## [WHAT YOU HAVE TO DO]
Identify each line below containing the string "向后摆肘" and copy it.

## [RECORDS FOR THIS EXERCISE]
>>>

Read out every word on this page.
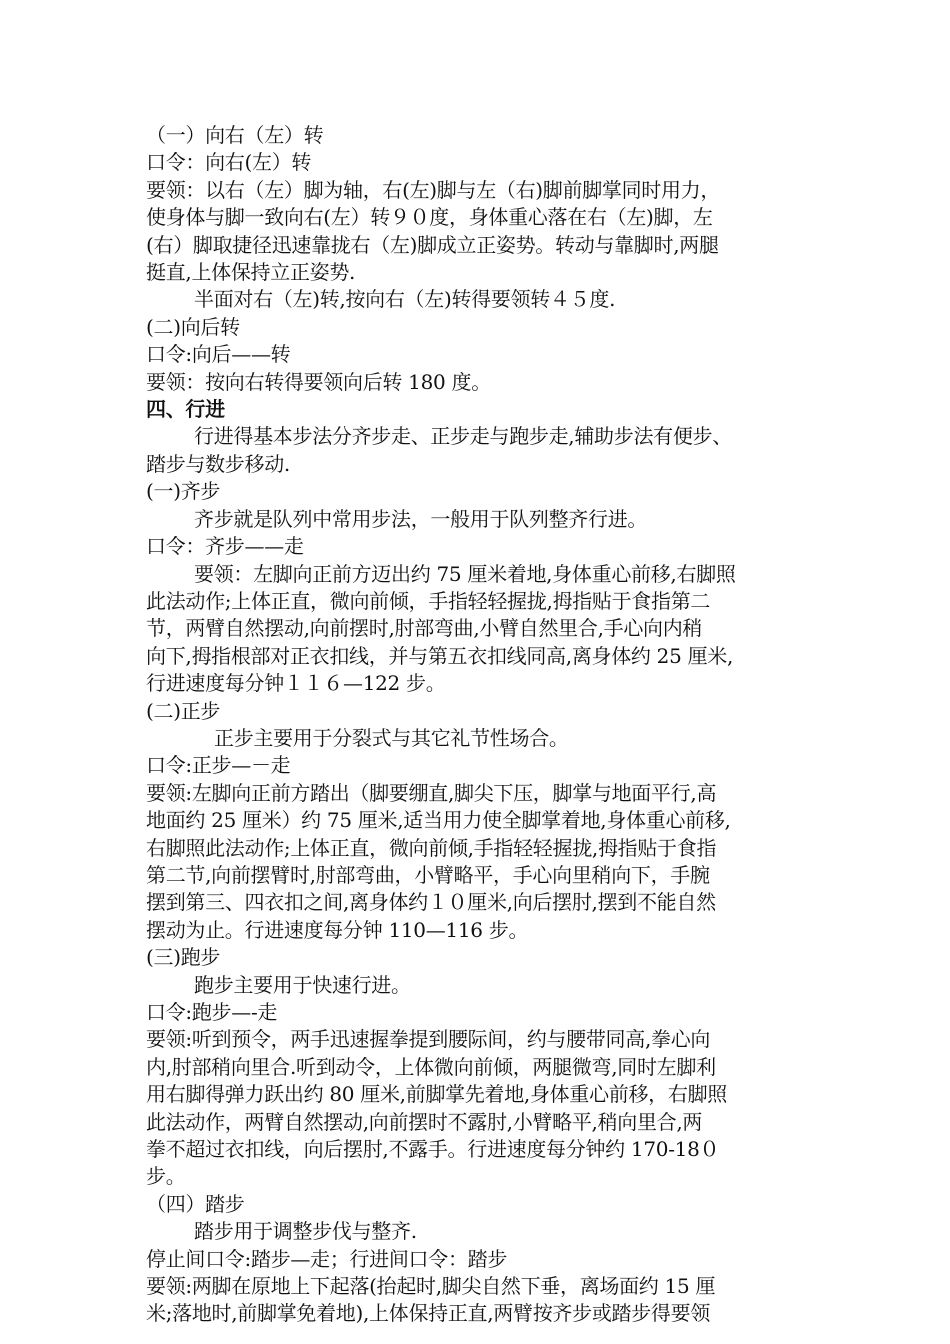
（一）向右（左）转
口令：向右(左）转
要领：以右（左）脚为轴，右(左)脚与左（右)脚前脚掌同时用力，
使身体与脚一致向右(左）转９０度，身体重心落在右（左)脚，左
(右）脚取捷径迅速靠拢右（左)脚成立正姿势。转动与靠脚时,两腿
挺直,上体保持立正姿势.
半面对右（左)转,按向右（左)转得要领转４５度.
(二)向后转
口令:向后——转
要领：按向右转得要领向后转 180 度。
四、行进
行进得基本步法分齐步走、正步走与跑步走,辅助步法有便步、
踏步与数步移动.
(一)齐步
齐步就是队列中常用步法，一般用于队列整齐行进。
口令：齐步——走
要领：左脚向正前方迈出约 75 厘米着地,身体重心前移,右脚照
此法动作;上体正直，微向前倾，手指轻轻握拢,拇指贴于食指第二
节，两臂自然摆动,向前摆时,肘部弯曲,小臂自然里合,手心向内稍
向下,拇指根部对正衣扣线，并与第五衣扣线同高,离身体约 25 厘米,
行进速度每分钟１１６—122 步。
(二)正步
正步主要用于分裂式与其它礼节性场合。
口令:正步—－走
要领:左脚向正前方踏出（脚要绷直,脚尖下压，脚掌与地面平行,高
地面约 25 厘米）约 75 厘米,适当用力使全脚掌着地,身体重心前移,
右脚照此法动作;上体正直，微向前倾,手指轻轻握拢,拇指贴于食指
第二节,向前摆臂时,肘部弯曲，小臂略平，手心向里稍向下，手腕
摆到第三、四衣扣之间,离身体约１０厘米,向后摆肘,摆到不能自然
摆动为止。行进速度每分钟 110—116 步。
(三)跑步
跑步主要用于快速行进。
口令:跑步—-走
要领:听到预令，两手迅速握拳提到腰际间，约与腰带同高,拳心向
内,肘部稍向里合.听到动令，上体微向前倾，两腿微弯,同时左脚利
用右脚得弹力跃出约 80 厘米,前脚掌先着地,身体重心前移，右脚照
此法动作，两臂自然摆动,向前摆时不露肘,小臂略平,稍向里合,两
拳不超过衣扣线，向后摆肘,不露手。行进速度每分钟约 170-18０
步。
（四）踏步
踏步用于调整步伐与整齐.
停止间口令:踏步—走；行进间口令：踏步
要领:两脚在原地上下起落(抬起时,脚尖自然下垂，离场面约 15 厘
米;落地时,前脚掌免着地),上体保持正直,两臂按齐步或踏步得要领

<<<

## [SOLVED PROBLEM]
摆到第三、四衣扣之间,离身体约１０厘米,向后摆肘,摆到不能自然
拳不超过衣扣线，向后摆肘,不露手。行进速度每分钟约 170-18０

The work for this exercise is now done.